**Job**
Copy every line of the data that includes the string "digital".
- - - - - - -
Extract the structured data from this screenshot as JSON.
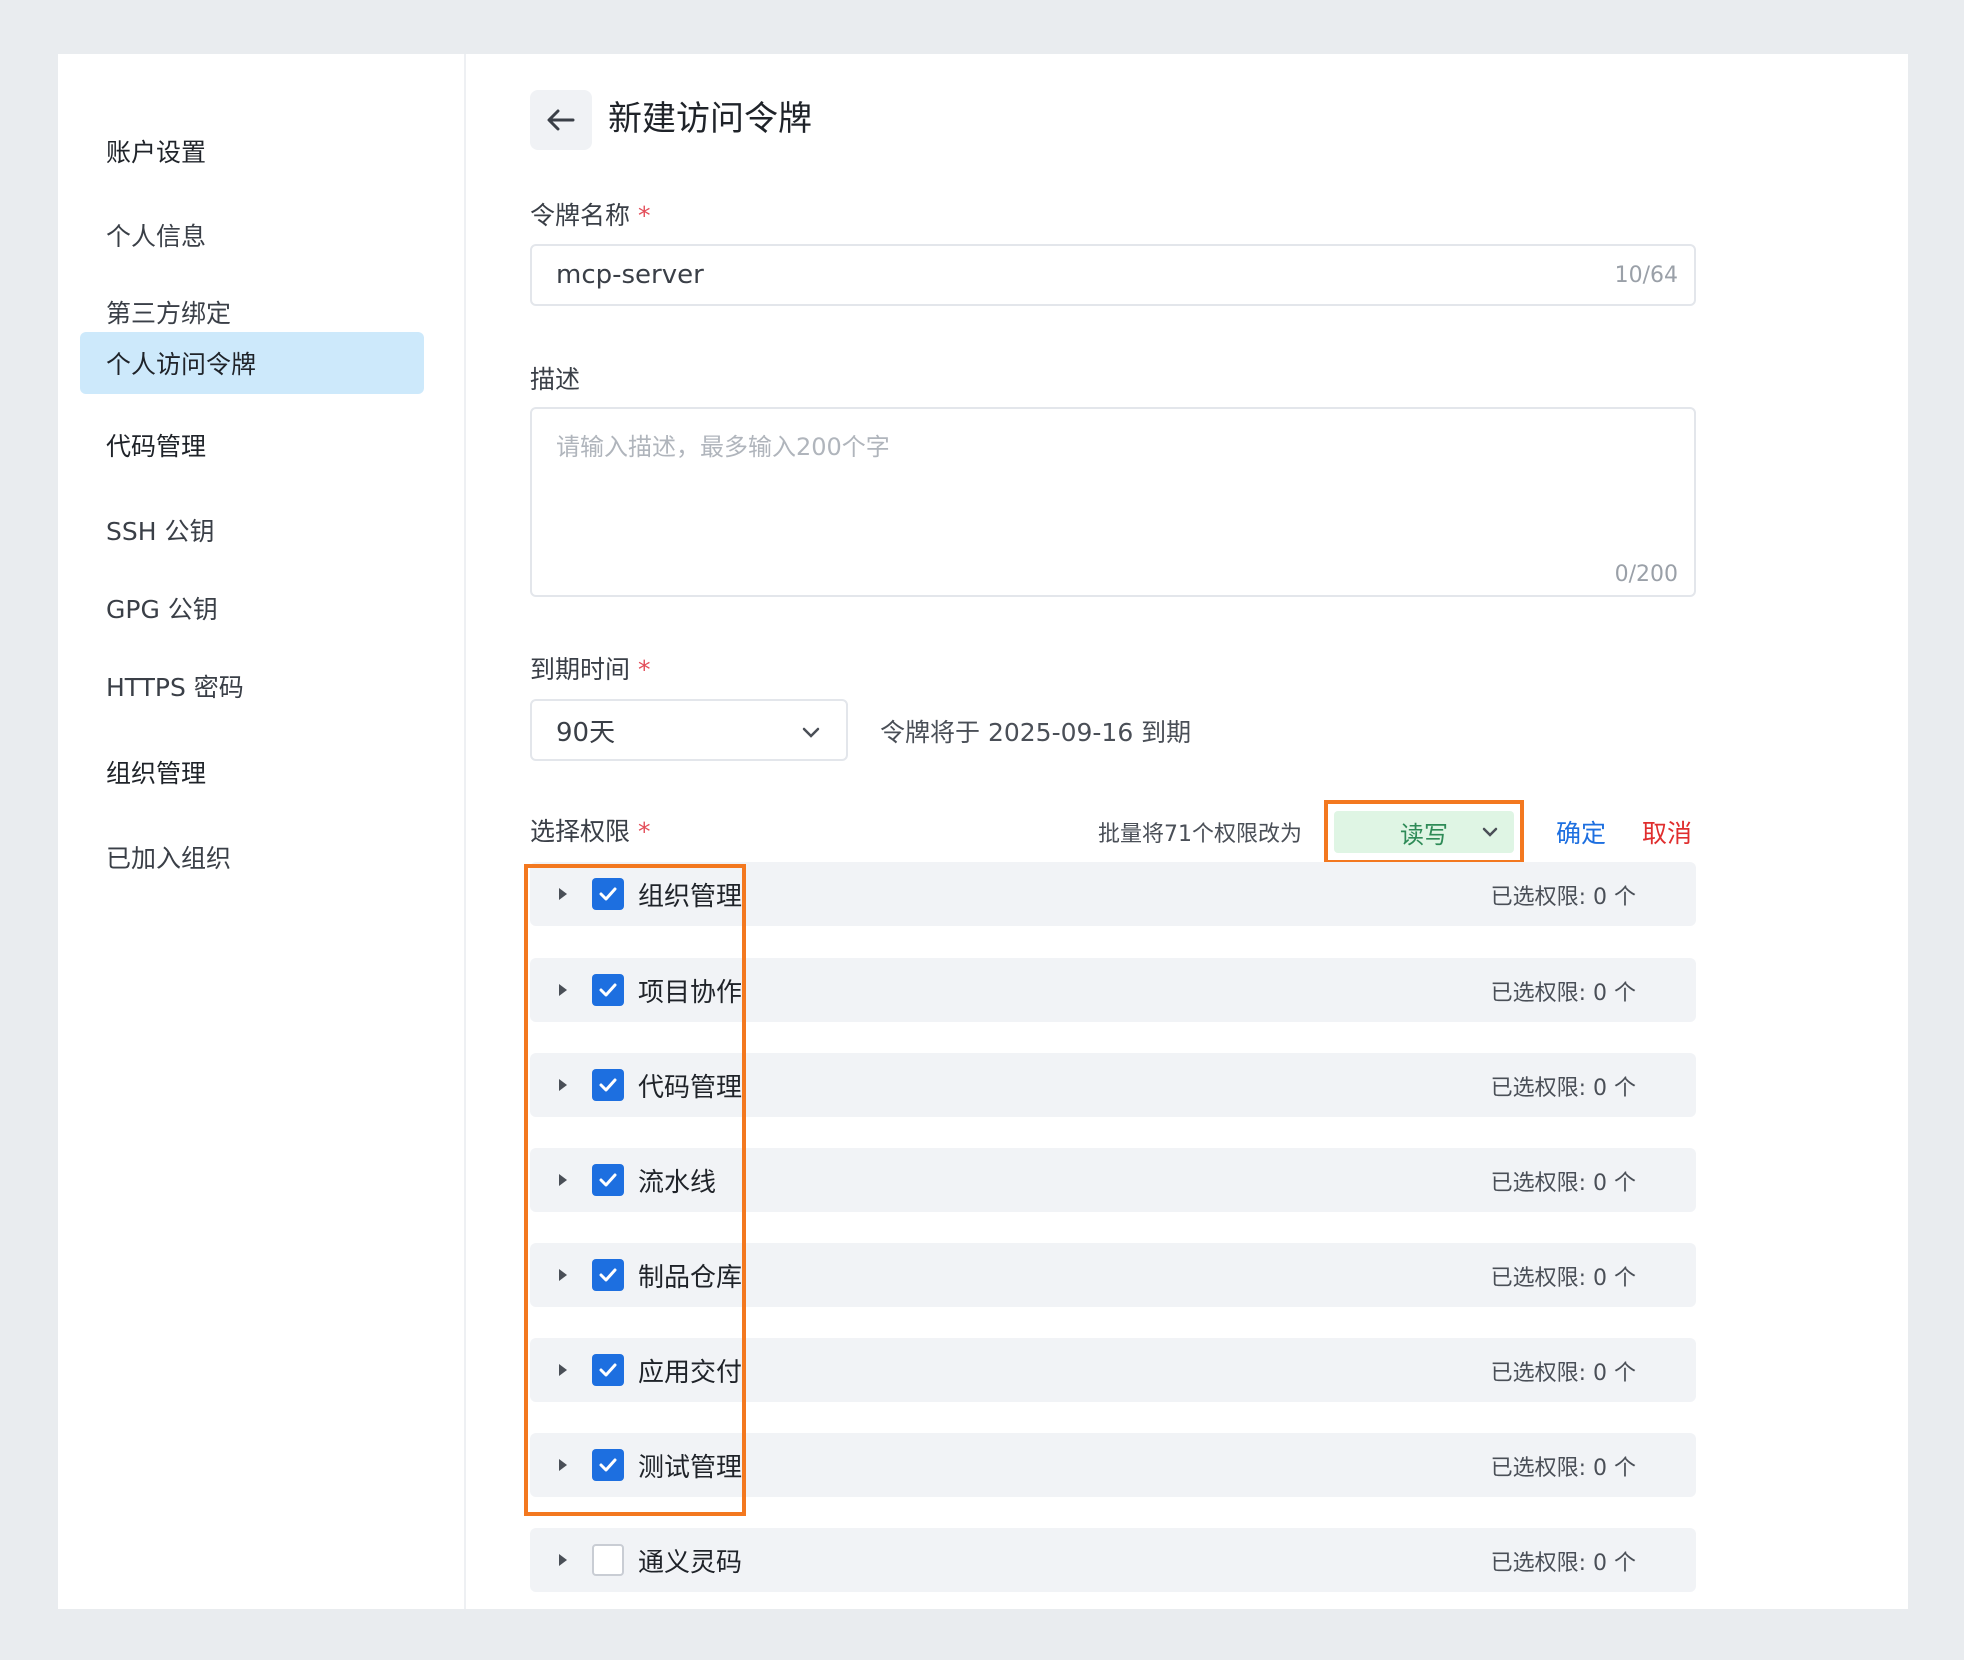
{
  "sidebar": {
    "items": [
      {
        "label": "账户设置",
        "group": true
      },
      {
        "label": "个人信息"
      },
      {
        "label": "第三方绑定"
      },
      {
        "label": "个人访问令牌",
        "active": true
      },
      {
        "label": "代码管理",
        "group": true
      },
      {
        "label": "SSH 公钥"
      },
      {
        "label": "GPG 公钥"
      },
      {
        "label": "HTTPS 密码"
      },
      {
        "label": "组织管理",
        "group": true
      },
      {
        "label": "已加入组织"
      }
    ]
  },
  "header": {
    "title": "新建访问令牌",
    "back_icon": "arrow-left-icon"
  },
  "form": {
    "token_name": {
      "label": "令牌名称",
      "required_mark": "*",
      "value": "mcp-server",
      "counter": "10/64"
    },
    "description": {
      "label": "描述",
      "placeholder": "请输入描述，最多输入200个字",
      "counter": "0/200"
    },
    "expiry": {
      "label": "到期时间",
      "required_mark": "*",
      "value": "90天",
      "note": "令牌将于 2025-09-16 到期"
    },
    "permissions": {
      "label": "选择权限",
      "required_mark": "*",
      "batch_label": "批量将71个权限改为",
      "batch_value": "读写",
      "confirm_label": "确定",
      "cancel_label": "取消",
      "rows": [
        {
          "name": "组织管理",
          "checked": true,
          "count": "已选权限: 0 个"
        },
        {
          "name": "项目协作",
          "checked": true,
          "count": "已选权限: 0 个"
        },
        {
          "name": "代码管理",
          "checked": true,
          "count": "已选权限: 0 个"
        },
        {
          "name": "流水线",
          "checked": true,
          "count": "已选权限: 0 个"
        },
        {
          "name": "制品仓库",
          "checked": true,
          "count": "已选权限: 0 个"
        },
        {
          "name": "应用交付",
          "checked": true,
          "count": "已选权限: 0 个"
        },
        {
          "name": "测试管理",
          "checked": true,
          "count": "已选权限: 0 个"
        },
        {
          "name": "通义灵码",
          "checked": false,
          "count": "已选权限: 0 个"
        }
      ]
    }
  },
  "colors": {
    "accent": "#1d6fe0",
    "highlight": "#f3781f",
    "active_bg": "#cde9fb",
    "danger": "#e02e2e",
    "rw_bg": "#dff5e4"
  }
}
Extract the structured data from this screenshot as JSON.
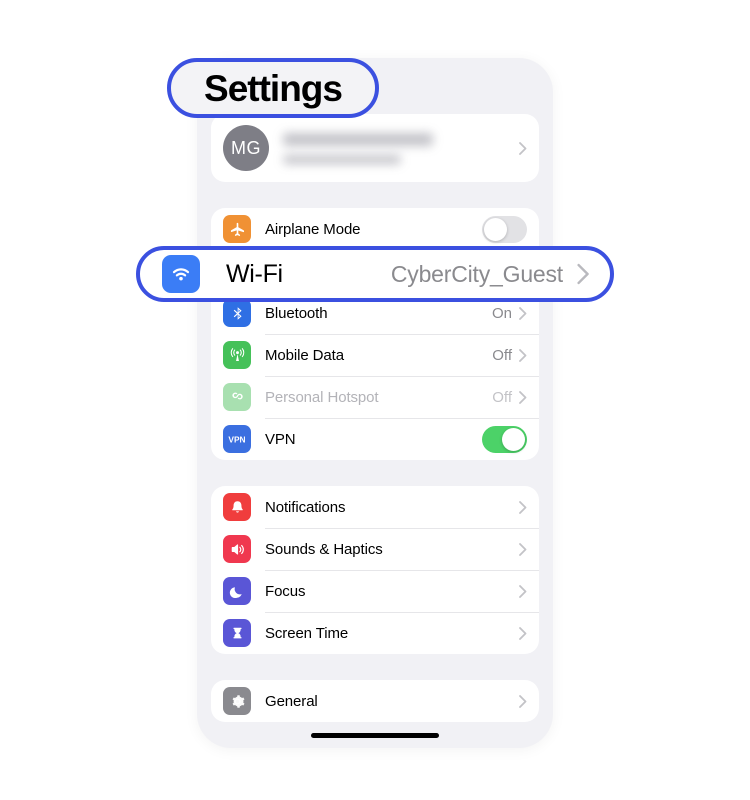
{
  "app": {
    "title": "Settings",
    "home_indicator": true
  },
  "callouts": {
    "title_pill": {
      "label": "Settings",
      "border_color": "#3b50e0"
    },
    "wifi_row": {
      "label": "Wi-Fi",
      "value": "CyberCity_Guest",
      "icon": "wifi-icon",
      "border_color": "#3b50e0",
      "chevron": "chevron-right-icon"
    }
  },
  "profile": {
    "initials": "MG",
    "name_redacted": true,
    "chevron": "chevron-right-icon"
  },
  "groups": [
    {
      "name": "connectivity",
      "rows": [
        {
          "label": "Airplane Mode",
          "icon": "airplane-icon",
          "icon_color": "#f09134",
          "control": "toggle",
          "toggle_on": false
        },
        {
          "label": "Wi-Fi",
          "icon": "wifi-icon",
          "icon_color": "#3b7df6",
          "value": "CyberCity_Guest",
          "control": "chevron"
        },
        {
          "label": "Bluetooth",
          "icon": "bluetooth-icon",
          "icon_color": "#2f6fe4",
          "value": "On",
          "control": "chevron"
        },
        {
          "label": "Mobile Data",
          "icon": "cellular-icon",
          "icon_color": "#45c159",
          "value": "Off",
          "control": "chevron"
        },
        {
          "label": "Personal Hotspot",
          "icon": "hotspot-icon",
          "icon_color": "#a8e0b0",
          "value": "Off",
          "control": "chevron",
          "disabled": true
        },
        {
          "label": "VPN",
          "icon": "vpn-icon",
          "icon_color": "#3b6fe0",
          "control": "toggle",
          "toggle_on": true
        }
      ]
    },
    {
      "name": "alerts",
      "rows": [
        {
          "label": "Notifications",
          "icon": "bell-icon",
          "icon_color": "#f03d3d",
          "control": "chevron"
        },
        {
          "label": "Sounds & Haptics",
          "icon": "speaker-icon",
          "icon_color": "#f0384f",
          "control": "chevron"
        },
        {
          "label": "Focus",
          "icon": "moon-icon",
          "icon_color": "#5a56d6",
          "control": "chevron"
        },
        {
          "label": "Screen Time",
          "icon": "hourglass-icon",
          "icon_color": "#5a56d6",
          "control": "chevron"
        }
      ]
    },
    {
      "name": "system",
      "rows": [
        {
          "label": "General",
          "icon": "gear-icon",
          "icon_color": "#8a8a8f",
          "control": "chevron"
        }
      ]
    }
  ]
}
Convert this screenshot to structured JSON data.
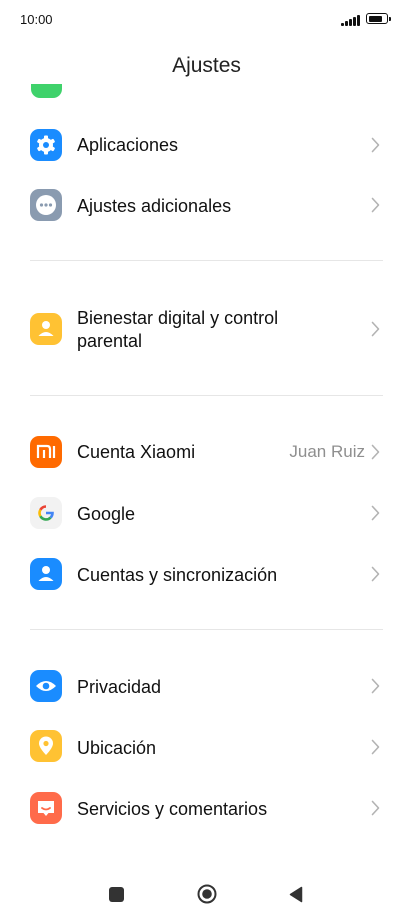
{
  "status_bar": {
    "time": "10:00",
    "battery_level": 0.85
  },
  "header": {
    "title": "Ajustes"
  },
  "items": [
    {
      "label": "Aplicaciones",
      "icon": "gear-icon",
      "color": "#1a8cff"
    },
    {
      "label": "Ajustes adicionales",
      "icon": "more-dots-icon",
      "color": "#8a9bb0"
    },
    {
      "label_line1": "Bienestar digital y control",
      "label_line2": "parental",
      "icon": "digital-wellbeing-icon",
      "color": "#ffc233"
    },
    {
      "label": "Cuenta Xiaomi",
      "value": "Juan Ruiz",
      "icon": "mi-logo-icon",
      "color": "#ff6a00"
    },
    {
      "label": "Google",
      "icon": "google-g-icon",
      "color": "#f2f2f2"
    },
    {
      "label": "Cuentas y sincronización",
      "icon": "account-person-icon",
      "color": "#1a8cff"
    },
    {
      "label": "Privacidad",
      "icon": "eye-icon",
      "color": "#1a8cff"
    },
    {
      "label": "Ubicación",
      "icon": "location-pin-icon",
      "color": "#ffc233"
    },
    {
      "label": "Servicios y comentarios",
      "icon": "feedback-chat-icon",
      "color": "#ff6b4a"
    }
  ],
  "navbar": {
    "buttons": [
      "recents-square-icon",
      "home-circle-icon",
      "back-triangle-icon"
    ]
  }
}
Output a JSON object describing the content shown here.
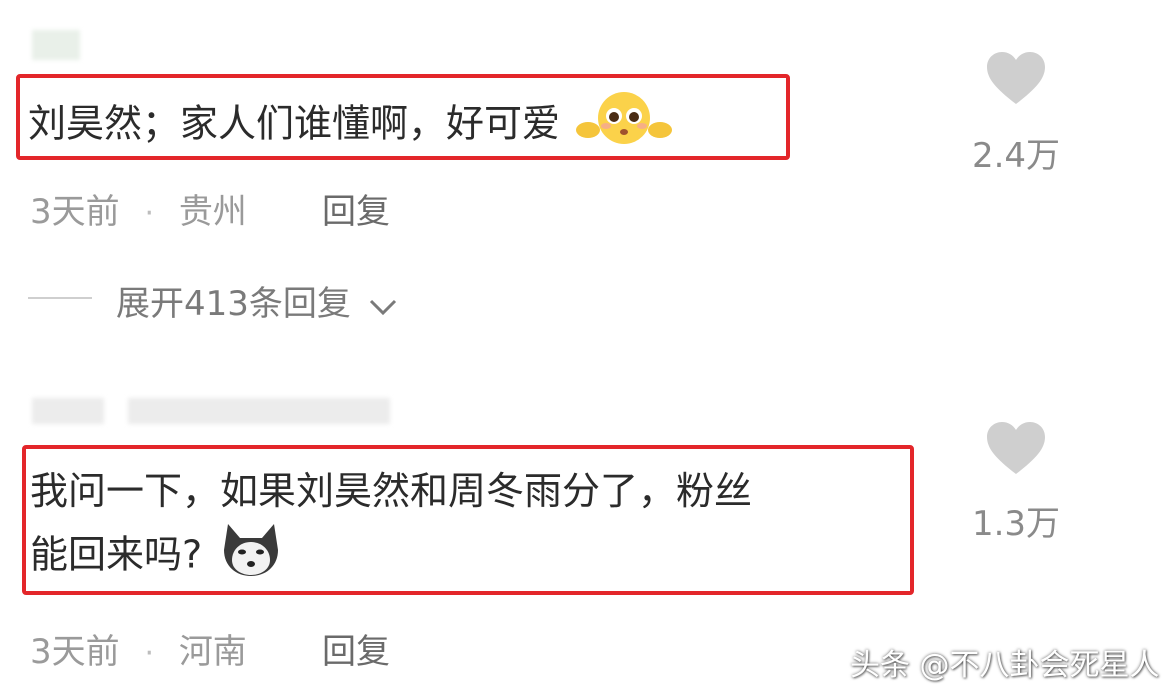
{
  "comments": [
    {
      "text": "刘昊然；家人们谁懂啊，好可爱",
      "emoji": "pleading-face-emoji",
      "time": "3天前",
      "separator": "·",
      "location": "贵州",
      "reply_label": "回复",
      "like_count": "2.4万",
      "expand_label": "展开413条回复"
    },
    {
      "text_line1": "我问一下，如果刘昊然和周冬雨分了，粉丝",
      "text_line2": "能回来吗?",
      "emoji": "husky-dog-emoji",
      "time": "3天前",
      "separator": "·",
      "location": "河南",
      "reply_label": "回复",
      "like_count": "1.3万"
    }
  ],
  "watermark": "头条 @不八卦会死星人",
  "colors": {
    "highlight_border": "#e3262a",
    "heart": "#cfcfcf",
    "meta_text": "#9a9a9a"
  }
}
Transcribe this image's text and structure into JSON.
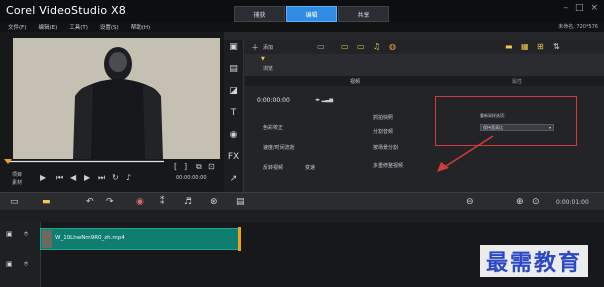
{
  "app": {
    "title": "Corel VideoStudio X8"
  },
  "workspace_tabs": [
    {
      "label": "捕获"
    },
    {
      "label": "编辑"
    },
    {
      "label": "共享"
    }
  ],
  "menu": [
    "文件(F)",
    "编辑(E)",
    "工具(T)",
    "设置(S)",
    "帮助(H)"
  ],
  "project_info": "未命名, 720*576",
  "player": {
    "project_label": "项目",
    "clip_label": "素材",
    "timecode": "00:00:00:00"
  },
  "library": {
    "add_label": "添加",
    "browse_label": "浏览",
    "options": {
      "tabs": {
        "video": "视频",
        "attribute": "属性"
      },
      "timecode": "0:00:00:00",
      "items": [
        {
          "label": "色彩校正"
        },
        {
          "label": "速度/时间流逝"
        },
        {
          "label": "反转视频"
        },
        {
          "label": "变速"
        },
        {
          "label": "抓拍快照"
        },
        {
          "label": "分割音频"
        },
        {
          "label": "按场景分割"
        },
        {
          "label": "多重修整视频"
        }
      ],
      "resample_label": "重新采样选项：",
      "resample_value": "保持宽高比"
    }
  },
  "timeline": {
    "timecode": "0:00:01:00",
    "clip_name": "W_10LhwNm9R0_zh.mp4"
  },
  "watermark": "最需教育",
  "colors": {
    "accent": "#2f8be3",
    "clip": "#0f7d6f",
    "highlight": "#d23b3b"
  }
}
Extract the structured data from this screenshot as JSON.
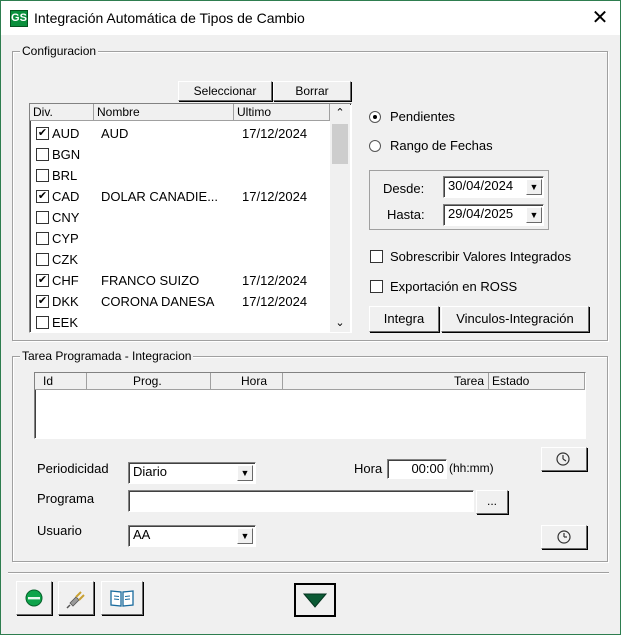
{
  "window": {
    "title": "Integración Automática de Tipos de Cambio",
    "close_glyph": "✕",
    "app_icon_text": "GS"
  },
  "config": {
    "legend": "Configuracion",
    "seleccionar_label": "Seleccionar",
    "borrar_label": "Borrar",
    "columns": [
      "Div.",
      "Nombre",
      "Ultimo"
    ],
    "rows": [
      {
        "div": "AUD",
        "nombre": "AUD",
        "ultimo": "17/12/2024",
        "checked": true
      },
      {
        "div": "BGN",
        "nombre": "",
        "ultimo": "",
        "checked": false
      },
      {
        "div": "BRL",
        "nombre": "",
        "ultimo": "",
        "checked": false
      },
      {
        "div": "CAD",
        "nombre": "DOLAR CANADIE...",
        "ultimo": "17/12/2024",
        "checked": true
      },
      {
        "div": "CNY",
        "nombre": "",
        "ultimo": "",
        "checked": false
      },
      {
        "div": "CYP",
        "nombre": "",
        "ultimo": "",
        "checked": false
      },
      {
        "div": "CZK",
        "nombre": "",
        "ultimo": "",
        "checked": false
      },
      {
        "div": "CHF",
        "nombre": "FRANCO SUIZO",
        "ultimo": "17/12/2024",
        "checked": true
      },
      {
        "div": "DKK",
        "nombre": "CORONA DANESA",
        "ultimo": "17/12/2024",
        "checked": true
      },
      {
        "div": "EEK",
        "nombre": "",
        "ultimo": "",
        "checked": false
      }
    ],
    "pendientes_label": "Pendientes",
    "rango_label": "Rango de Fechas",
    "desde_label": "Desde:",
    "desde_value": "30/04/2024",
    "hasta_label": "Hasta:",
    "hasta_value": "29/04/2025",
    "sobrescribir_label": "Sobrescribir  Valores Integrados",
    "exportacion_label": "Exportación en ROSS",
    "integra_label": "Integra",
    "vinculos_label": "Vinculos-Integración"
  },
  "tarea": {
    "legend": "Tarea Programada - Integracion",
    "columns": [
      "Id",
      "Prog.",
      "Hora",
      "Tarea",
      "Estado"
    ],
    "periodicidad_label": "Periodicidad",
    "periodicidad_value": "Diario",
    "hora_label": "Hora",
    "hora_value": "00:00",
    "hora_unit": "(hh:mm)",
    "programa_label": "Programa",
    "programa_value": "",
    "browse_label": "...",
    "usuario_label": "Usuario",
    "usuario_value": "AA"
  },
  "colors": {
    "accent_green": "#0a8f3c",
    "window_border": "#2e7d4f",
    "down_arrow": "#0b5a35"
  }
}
- - - - - - -
**Answer to this task**
      "label_line1": "Bienestar digital y control",
      "icon": "digital-wellbeing-icon",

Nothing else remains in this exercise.